__Supplied information__:
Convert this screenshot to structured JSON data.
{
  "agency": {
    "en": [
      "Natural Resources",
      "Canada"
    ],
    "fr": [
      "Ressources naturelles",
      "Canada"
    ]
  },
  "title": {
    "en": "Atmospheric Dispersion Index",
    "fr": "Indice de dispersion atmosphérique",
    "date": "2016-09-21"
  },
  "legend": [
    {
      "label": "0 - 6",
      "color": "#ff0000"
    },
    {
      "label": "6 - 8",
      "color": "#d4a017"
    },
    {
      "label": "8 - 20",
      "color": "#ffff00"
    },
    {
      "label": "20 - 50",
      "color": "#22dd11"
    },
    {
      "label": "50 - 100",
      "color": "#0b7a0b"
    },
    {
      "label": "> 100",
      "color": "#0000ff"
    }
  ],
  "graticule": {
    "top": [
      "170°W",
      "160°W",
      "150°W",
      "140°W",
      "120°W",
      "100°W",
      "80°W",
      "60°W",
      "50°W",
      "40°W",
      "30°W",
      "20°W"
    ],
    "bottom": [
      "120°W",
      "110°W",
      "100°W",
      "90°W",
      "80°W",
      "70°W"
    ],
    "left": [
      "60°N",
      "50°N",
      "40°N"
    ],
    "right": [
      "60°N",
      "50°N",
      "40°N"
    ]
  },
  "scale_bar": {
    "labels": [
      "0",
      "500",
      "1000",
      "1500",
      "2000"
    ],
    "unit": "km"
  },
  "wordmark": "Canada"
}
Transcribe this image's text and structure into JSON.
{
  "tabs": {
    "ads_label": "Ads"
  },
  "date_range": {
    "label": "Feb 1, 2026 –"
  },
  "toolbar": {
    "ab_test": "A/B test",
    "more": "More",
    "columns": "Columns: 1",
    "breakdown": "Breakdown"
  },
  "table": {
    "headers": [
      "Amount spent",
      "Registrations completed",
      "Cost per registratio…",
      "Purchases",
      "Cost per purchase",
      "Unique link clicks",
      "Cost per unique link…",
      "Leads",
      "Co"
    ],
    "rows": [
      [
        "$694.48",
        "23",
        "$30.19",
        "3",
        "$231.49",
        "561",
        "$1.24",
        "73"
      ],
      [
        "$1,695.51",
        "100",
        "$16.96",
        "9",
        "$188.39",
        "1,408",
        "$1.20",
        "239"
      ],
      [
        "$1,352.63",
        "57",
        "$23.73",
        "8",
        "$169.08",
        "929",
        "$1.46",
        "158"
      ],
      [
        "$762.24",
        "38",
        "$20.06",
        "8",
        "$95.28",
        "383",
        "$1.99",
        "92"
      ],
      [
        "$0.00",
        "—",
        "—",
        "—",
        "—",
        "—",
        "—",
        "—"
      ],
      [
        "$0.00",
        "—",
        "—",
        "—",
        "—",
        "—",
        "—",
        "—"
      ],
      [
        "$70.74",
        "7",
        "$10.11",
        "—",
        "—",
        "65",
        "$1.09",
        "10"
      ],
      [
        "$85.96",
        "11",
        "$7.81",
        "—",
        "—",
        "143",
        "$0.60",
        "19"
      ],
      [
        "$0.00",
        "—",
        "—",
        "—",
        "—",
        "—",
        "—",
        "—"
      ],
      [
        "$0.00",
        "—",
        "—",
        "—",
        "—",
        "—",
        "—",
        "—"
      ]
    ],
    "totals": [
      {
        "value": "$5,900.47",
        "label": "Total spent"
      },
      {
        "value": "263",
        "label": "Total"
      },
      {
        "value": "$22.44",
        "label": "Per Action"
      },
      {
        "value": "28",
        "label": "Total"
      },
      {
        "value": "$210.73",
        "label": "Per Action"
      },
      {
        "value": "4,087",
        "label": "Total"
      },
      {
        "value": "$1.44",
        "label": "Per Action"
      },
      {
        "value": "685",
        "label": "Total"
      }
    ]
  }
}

__Task description__:
Print the listing above in full, exactly as it is.

__Full response__:
Convert this screenshot to structured JSON data.
{
  "agency": {
    "en": [
      "Natural Resources",
      "Canada"
    ],
    "fr": [
      "Ressources naturelles",
      "Canada"
    ]
  },
  "title": {
    "en": "Atmospheric Dispersion Index",
    "fr": "Indice de dispersion atmosphérique",
    "date": "2016-09-21"
  },
  "legend": [
    {
      "label": "0 - 6",
      "color": "#ff0000"
    },
    {
      "label": "6 - 8",
      "color": "#d4a017"
    },
    {
      "label": "8 - 20",
      "color": "#ffff00"
    },
    {
      "label": "20 - 50",
      "color": "#22dd11"
    },
    {
      "label": "50 - 100",
      "color": "#0b7a0b"
    },
    {
      "label": "> 100",
      "color": "#0000ff"
    }
  ],
  "graticule": {
    "top": [
      "170°W",
      "160°W",
      "150°W",
      "140°W",
      "120°W",
      "100°W",
      "80°W",
      "60°W",
      "50°W",
      "40°W",
      "30°W",
      "20°W"
    ],
    "bottom": [
      "120°W",
      "110°W",
      "100°W",
      "90°W",
      "80°W",
      "70°W"
    ],
    "left": [
      "60°N",
      "50°N",
      "40°N"
    ],
    "right": [
      "60°N",
      "50°N",
      "40°N"
    ]
  },
  "scale_bar": {
    "labels": [
      "0",
      "500",
      "1000",
      "1500",
      "2000"
    ],
    "unit": "km"
  },
  "wordmark": "Canada"
}
Transcribe this image's text and structure into JSON.
{
  "tabs": {
    "ads_label": "Ads"
  },
  "date_range": {
    "label": "Feb 1, 2026 –"
  },
  "toolbar": {
    "ab_test": "A/B test",
    "more": "More",
    "columns": "Columns: 1",
    "breakdown": "Breakdown"
  },
  "table": {
    "headers": [
      "Amount spent",
      "Registrations completed",
      "Cost per registratio…",
      "Purchases",
      "Cost per purchase",
      "Unique link clicks",
      "Cost per unique link…",
      "Leads",
      "Co"
    ],
    "rows": [
      [
        "$694.48",
        "23",
        "$30.19",
        "3",
        "$231.49",
        "561",
        "$1.24",
        "73"
      ],
      [
        "$1,695.51",
        "100",
        "$16.96",
        "9",
        "$188.39",
        "1,408",
        "$1.20",
        "239"
      ],
      [
        "$1,352.63",
        "57",
        "$23.73",
        "8",
        "$169.08",
        "929",
        "$1.46",
        "158"
      ],
      [
        "$762.24",
        "38",
        "$20.06",
        "8",
        "$95.28",
        "383",
        "$1.99",
        "92"
      ],
      [
        "$0.00",
        "—",
        "—",
        "—",
        "—",
        "—",
        "—",
        "—"
      ],
      [
        "$0.00",
        "—",
        "—",
        "—",
        "—",
        "—",
        "—",
        "—"
      ],
      [
        "$70.74",
        "7",
        "$10.11",
        "—",
        "—",
        "65",
        "$1.09",
        "10"
      ],
      [
        "$85.96",
        "11",
        "$7.81",
        "—",
        "—",
        "143",
        "$0.60",
        "19"
      ],
      [
        "$0.00",
        "—",
        "—",
        "—",
        "—",
        "—",
        "—",
        "—"
      ],
      [
        "$0.00",
        "—",
        "—",
        "—",
        "—",
        "—",
        "—",
        "—"
      ]
    ],
    "totals": [
      {
        "value": "$5,900.47",
        "label": "Total spent"
      },
      {
        "value": "263",
        "label": "Total"
      },
      {
        "value": "$22.44",
        "label": "Per Action"
      },
      {
        "value": "28",
        "label": "Total"
      },
      {
        "value": "$210.73",
        "label": "Per Action"
      },
      {
        "value": "4,087",
        "label": "Total"
      },
      {
        "value": "$1.44",
        "label": "Per Action"
      },
      {
        "value": "685",
        "label": "Total"
      }
    ]
  }
}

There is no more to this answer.